According to the forum thread below, what is needed for single-core cable?

PAGE:
------------------------------------------------------------------------

I think I can get a copy of the old GEC Fuselinks video which shows the same sort of behaviour. On hols at moment, will see what I can do.

 

[dpc]

Interesting. In my experience, cable damage from short circuits is never the limiting factor in protection requirements. I'm in the US and the NEC rules for feeder sizing and load calculations are extremely conservative, so that may be one factor.

That said, the cable damage is generally a thermal function. So the initial asymmetrical current increases the heating, but contributes only its share based on the magnitude of current.

The issue of cable movement during faults is really a separate issue.

 

[7anoter4]

In three-core cable case should not be a problem. For single core cable you'll need clamps. See-for instance:

https://www.id-technik.com/fileadmin/site/documents/id-Technik_Catalogue_English.pdf

 

[veritas]

Thanks for the video post hamburgerhelper. Very interesting indeed. Yes, I can well imagine the forces acting on bus conductors under fault conditions and the bracing and support required to stabilise them under fault conditions. Rather shocking!

------------------------------------------------------------------------

DATASET RECORDS:
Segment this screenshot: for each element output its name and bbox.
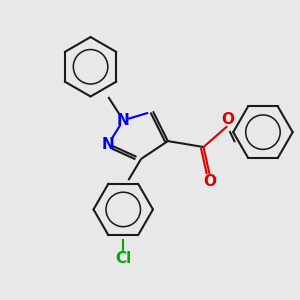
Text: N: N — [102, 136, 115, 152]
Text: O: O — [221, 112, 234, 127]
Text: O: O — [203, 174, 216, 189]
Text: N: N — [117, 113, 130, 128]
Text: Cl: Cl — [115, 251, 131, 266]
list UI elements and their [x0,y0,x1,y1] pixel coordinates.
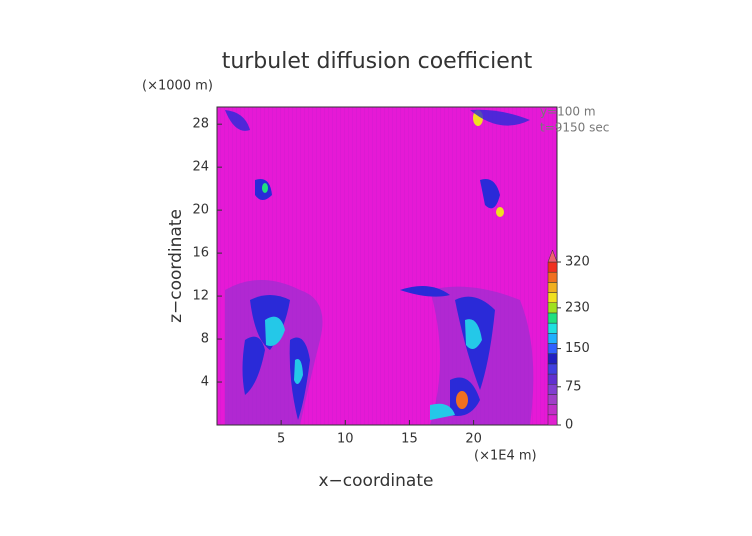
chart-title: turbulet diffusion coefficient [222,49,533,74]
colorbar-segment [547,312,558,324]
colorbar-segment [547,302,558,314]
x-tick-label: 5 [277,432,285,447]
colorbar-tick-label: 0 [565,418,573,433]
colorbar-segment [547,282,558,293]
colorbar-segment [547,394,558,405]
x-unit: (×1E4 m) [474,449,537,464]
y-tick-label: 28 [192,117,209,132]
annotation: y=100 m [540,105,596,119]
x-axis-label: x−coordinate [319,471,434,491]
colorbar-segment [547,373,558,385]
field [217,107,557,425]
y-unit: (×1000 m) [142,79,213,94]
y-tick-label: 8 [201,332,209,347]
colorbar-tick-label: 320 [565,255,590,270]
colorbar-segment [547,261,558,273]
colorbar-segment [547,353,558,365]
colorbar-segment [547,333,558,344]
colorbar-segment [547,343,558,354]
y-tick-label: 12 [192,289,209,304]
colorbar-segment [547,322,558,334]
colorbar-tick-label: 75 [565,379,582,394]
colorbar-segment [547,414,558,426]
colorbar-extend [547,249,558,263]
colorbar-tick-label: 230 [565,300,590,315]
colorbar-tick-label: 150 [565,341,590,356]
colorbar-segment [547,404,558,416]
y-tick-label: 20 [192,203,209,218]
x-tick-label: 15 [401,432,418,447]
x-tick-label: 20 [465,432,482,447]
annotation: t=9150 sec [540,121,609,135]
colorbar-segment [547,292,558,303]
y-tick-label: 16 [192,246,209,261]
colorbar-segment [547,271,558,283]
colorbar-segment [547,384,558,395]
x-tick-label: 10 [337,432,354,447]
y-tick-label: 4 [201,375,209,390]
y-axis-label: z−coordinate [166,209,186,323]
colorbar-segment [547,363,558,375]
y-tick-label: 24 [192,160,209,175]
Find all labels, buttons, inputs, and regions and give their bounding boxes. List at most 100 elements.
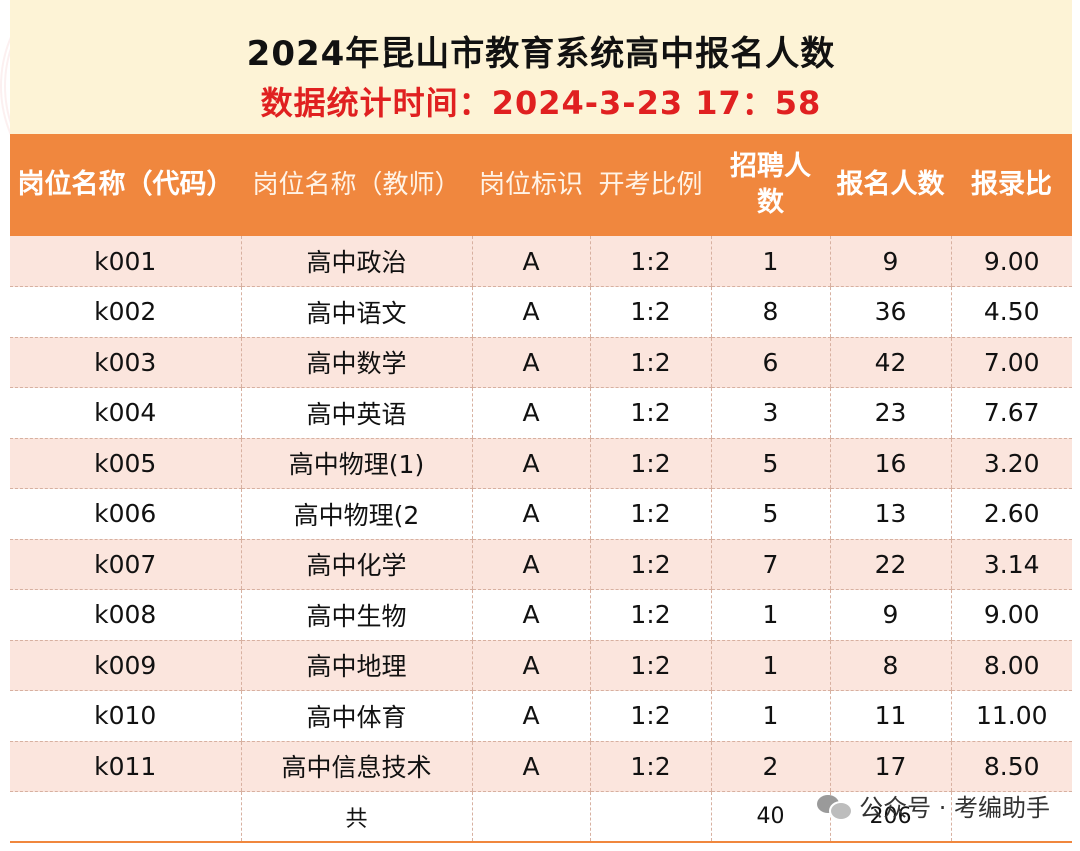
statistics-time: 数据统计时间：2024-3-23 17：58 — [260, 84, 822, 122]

------------------------------------------------------------------------

WRITTEN ANSWER:
Clamps are needed for single-core cable.